### WORK TO COMPLETE
All of the records below must be output exactly, with no pictures carried over.

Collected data
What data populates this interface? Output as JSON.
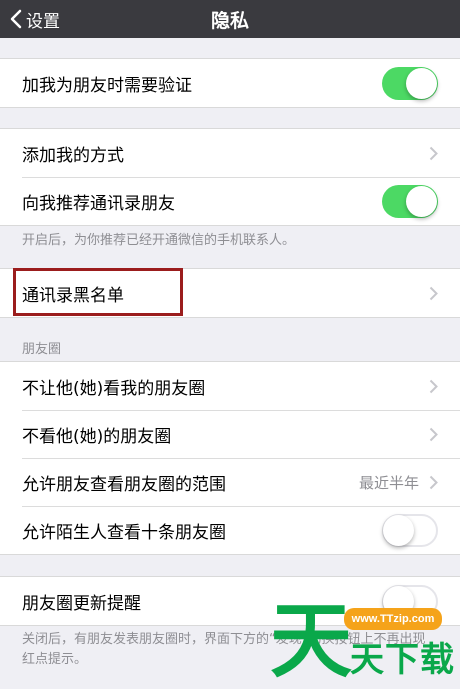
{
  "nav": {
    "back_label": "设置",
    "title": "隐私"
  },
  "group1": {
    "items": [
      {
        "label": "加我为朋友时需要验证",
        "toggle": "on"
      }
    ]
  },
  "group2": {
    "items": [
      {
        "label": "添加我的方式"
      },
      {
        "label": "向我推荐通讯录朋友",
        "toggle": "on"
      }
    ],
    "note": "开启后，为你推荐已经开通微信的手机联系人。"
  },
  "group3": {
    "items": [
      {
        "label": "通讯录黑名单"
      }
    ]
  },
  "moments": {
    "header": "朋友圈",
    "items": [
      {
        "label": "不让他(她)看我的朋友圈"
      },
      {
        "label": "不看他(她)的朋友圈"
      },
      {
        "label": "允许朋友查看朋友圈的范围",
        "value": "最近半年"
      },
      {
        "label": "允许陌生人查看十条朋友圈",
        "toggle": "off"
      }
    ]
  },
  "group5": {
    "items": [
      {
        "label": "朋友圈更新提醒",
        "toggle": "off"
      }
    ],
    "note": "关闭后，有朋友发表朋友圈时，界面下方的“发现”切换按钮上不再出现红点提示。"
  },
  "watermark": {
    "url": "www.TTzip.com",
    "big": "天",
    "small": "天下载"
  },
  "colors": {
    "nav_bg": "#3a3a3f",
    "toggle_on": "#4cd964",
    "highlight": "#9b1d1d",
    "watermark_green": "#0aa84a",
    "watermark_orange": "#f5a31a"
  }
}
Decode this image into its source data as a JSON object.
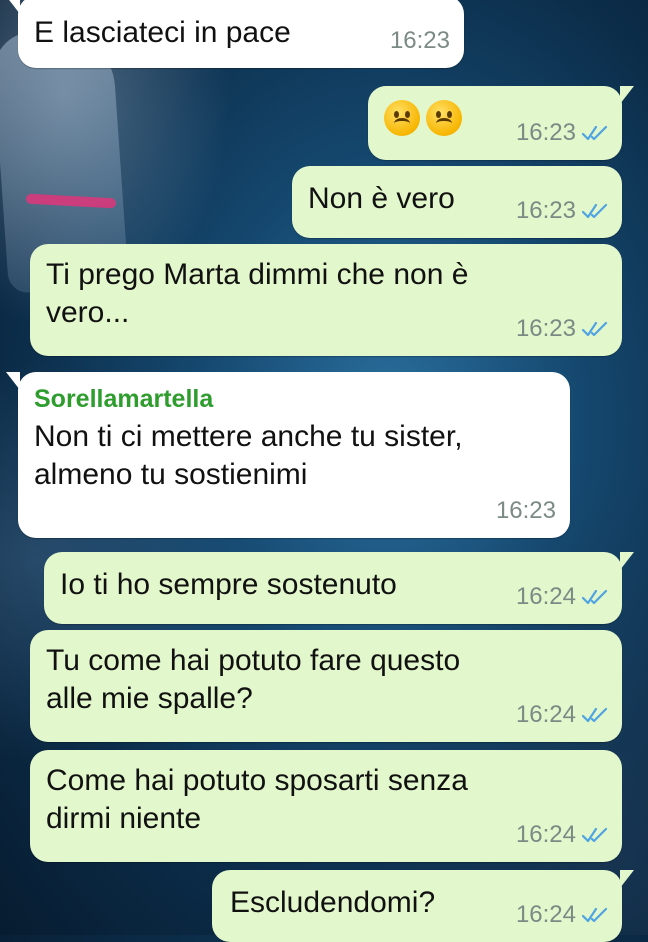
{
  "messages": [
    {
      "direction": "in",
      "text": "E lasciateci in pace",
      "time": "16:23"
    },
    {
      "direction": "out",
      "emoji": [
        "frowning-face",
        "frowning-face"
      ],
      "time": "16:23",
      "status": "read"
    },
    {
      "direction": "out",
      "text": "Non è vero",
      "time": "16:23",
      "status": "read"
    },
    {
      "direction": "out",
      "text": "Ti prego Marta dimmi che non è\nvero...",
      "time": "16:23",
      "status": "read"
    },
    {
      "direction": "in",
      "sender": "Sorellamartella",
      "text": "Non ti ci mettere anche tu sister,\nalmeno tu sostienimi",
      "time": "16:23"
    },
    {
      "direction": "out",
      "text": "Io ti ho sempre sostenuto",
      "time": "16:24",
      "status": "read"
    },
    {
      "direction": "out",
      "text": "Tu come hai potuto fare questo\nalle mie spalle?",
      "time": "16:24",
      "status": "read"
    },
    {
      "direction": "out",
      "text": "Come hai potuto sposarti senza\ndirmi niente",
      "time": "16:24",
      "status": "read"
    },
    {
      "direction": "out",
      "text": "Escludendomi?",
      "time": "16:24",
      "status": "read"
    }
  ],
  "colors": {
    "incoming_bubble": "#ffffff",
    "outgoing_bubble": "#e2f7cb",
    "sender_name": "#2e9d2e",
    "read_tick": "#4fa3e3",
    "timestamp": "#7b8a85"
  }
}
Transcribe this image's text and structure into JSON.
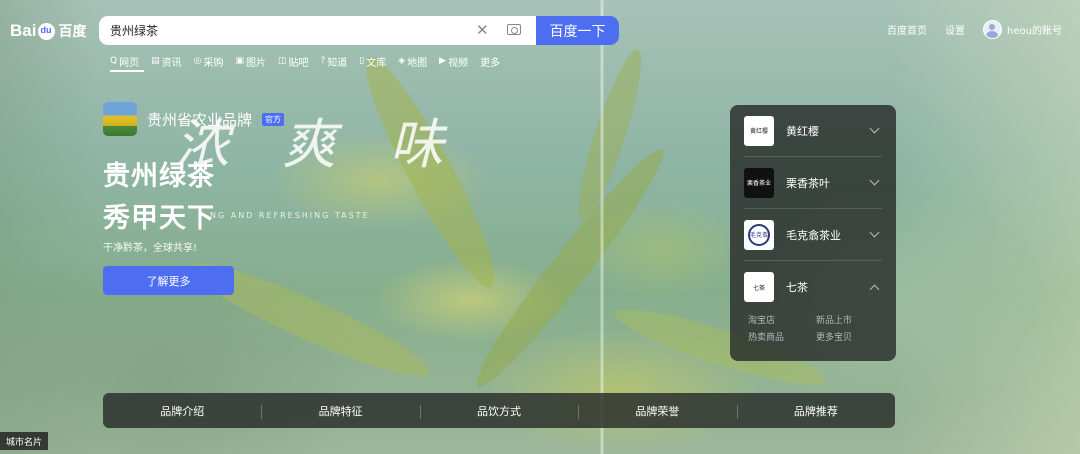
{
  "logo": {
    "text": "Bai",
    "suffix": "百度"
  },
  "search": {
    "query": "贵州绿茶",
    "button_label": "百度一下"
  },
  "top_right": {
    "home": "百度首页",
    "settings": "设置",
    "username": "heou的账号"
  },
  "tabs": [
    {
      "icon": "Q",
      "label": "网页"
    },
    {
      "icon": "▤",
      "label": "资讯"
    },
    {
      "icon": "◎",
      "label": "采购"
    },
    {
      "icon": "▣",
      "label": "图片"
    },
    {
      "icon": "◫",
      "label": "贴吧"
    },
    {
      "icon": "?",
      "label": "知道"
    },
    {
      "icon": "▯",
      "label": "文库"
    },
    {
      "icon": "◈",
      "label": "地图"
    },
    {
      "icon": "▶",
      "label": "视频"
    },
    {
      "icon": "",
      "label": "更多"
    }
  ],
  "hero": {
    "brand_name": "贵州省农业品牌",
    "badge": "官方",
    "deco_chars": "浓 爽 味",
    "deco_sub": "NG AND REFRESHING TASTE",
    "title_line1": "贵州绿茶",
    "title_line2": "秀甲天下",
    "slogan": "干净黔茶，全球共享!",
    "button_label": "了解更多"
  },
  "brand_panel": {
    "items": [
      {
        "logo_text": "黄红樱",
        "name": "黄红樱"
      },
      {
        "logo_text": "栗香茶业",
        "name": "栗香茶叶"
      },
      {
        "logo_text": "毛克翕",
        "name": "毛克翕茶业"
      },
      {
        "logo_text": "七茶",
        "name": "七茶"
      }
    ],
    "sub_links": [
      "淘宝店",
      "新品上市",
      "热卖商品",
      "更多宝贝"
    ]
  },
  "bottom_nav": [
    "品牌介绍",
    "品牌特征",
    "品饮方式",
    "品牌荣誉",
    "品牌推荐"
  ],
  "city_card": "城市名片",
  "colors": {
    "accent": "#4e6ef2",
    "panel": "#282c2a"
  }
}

### TASK SOLUTION
What data populates this interface? Output as JSON.
{
  "nav": {
    "back_label": "设置",
    "title": "隐私"
  },
  "group1": {
    "items": [
      {
        "label": "加我为朋友时需要验证",
        "toggle": "on"
      }
    ]
  },
  "group2": {
    "items": [
      {
        "label": "添加我的方式"
      },
      {
        "label": "向我推荐通讯录朋友",
        "toggle": "on"
      }
    ],
    "note": "开启后，为你推荐已经开通微信的手机联系人。"
  },
  "group3": {
    "items": [
      {
        "label": "通讯录黑名单"
      }
    ]
  },
  "moments": {
    "header": "朋友圈",
    "items": [
      {
        "label": "不让他(她)看我的朋友圈"
      },
      {
        "label": "不看他(她)的朋友圈"
      },
      {
        "label": "允许朋友查看朋友圈的范围",
        "value": "最近半年"
      },
      {
        "label": "允许陌生人查看十条朋友圈",
        "toggle": "off"
      }
    ]
  },
  "group5": {
    "items": [
      {
        "label": "朋友圈更新提醒",
        "toggle": "off"
      }
    ],
    "note": "关闭后，有朋友发表朋友圈时，界面下方的“发现”切换按钮上不再出现红点提示。"
  },
  "watermark": {
    "url": "www.TTzip.com",
    "big": "天",
    "small": "天下载"
  },
  "colors": {
    "nav_bg": "#3a3a3f",
    "toggle_on": "#4cd964",
    "highlight": "#9b1d1d",
    "watermark_green": "#0aa84a",
    "watermark_orange": "#f5a31a"
  }
}
Decode this image into its source data as a JSON object.
{
  "messages": [
    {
      "direction": "in",
      "text": "E lasciateci in pace",
      "time": "16:23"
    },
    {
      "direction": "out",
      "emoji": [
        "frowning-face",
        "frowning-face"
      ],
      "time": "16:23",
      "status": "read"
    },
    {
      "direction": "out",
      "text": "Non è vero",
      "time": "16:23",
      "status": "read"
    },
    {
      "direction": "out",
      "text": "Ti prego Marta dimmi che non è\nvero...",
      "time": "16:23",
      "status": "read"
    },
    {
      "direction": "in",
      "sender": "Sorellamartella",
      "text": "Non ti ci mettere anche tu sister,\nalmeno tu sostienimi",
      "time": "16:23"
    },
    {
      "direction": "out",
      "text": "Io ti ho sempre sostenuto",
      "time": "16:24",
      "status": "read"
    },
    {
      "direction": "out",
      "text": "Tu come hai potuto fare questo\nalle mie spalle?",
      "time": "16:24",
      "status": "read"
    },
    {
      "direction": "out",
      "text": "Come hai potuto sposarti senza\ndirmi niente",
      "time": "16:24",
      "status": "read"
    },
    {
      "direction": "out",
      "text": "Escludendomi?",
      "time": "16:24",
      "status": "read"
    }
  ],
  "colors": {
    "incoming_bubble": "#ffffff",
    "outgoing_bubble": "#e2f7cb",
    "sender_name": "#2e9d2e",
    "read_tick": "#4fa3e3",
    "timestamp": "#7b8a85"
  }
}
Transcribe this image's text and structure into JSON.
{
  "logo": {
    "text": "Bai",
    "suffix": "百度"
  },
  "search": {
    "query": "贵州绿茶",
    "button_label": "百度一下"
  },
  "top_right": {
    "home": "百度首页",
    "settings": "设置",
    "username": "heou的账号"
  },
  "tabs": [
    {
      "icon": "Q",
      "label": "网页"
    },
    {
      "icon": "▤",
      "label": "资讯"
    },
    {
      "icon": "◎",
      "label": "采购"
    },
    {
      "icon": "▣",
      "label": "图片"
    },
    {
      "icon": "◫",
      "label": "贴吧"
    },
    {
      "icon": "?",
      "label": "知道"
    },
    {
      "icon": "▯",
      "label": "文库"
    },
    {
      "icon": "◈",
      "label": "地图"
    },
    {
      "icon": "▶",
      "label": "视频"
    },
    {
      "icon": "",
      "label": "更多"
    }
  ],
  "hero": {
    "brand_name": "贵州省农业品牌",
    "badge": "官方",
    "deco_chars": "浓 爽 味",
    "deco_sub": "NG AND REFRESHING TASTE",
    "title_line1": "贵州绿茶",
    "title_line2": "秀甲天下",
    "slogan": "干净黔茶，全球共享!",
    "button_label": "了解更多"
  },
  "brand_panel": {
    "items": [
      {
        "logo_text": "黄红樱",
        "name": "黄红樱"
      },
      {
        "logo_text": "栗香茶业",
        "name": "栗香茶叶"
      },
      {
        "logo_text": "毛克翕",
        "name": "毛克翕茶业"
      },
      {
        "logo_text": "七茶",
        "name": "七茶"
      }
    ],
    "sub_links": [
      "淘宝店",
      "新品上市",
      "热卖商品",
      "更多宝贝"
    ]
  },
  "bottom_nav": [
    "品牌介绍",
    "品牌特征",
    "品饮方式",
    "品牌荣誉",
    "品牌推荐"
  ],
  "city_card": "城市名片",
  "colors": {
    "accent": "#4e6ef2",
    "panel": "#282c2a"
  }
}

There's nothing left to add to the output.